→ Given task
Please pull out every line that includes the string "Used".
[START Given entries]
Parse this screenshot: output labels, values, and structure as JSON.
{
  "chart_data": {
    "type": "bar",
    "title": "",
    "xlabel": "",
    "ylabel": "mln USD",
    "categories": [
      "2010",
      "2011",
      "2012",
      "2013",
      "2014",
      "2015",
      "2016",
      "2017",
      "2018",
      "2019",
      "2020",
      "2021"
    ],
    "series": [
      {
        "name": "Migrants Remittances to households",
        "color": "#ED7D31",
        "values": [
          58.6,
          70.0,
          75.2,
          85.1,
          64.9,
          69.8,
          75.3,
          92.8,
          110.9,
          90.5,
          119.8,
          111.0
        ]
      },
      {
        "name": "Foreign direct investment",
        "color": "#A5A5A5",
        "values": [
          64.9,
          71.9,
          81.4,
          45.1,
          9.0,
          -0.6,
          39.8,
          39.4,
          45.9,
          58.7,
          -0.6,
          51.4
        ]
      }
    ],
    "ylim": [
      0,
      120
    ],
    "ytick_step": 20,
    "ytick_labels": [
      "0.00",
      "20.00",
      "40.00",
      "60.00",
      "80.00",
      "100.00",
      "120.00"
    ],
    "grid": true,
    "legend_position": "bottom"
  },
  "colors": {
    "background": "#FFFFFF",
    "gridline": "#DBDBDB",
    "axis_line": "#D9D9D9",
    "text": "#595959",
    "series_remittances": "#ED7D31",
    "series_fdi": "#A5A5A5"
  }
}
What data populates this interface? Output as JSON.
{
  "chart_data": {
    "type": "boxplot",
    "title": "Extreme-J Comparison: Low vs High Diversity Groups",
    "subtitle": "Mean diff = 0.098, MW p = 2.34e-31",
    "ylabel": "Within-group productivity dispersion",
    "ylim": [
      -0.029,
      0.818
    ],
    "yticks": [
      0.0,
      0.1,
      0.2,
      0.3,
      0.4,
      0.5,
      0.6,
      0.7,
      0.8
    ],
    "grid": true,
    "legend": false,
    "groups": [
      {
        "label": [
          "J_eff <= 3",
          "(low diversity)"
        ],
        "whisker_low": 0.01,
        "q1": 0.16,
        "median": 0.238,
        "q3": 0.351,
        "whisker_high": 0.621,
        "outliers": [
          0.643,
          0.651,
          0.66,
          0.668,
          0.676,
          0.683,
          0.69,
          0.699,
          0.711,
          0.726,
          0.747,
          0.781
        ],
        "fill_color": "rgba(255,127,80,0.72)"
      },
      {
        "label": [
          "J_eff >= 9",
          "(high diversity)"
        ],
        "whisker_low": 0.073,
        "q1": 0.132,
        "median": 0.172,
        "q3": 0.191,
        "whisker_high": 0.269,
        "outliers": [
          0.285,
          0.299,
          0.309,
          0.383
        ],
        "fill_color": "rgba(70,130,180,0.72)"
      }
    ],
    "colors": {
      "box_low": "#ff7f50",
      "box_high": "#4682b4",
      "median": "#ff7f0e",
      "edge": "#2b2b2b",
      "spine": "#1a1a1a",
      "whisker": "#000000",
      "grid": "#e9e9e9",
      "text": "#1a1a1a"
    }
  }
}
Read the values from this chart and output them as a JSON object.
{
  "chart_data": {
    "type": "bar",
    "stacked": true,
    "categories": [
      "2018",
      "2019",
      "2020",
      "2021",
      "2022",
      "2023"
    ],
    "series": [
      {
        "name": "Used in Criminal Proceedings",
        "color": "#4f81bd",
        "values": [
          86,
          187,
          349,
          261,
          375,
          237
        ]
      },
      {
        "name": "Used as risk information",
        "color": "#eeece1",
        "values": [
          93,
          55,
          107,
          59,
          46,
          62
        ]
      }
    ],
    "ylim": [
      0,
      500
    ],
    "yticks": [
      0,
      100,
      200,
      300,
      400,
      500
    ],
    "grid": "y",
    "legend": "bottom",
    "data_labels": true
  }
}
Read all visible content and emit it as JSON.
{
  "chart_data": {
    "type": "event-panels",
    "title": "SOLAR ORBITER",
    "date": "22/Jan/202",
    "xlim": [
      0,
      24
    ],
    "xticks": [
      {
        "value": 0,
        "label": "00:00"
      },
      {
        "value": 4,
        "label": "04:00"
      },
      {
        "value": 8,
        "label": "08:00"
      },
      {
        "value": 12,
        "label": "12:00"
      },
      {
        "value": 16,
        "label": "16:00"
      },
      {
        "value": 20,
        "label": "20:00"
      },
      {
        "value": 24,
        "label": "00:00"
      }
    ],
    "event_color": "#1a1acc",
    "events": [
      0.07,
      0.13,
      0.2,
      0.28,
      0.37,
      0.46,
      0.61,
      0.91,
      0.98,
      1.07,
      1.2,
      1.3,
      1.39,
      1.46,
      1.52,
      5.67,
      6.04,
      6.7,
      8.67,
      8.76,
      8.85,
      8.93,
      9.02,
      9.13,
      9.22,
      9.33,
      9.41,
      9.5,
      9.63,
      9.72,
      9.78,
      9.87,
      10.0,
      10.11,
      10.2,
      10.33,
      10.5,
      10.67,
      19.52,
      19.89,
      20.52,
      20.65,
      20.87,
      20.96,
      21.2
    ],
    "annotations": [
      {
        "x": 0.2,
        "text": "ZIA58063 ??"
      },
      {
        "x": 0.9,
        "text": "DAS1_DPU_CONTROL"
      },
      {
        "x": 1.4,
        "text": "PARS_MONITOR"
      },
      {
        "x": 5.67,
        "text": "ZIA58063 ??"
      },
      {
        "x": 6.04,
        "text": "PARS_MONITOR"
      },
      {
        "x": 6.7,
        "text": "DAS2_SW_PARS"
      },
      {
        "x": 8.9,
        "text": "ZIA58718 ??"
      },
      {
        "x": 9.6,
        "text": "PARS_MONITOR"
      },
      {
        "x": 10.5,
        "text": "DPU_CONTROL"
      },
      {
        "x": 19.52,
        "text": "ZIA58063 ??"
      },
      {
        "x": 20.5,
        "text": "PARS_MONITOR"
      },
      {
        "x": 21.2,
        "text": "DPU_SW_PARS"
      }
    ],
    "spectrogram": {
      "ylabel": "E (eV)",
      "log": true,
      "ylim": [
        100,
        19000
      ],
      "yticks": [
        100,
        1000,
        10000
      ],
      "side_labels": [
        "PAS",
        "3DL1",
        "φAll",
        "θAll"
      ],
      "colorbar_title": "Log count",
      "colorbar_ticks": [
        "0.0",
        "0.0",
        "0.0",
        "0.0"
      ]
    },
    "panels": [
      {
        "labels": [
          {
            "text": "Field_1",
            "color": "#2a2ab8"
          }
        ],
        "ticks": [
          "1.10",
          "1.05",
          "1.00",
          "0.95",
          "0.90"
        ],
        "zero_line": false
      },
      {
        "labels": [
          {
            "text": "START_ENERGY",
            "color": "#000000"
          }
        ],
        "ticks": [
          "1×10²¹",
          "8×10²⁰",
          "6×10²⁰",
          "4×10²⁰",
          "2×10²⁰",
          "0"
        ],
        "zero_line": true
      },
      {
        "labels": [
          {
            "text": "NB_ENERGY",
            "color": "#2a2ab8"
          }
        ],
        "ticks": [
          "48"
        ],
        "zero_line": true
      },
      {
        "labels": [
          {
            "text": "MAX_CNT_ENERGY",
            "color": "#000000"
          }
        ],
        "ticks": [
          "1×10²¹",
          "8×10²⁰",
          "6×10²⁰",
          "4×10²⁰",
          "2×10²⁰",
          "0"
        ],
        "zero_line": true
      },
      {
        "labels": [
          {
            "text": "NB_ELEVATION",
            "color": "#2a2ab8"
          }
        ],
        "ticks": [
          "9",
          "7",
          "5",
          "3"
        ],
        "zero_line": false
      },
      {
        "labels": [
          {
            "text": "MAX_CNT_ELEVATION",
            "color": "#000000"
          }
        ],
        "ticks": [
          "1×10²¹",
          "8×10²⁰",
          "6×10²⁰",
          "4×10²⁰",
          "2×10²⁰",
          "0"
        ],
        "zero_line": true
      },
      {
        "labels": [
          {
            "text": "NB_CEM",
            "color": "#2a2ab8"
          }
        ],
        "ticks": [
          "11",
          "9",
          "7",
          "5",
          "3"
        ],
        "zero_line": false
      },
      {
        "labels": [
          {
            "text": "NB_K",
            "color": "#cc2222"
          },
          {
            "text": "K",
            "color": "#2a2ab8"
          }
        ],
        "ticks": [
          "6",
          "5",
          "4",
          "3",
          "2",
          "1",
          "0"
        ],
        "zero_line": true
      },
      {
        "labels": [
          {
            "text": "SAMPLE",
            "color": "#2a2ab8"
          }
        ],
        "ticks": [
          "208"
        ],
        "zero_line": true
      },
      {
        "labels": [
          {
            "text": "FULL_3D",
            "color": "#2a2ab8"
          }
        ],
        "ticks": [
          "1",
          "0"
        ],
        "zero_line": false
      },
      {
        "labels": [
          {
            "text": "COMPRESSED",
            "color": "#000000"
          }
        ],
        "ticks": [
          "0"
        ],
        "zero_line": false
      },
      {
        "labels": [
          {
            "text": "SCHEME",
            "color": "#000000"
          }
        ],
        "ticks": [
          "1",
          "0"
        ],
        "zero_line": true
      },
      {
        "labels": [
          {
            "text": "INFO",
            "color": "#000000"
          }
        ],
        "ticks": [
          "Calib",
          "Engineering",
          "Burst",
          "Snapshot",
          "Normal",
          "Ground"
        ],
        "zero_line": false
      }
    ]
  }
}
[END Given entries]
→ Full answer
        "name": "Used in Criminal Proceedings",
        "name": "Used as risk information",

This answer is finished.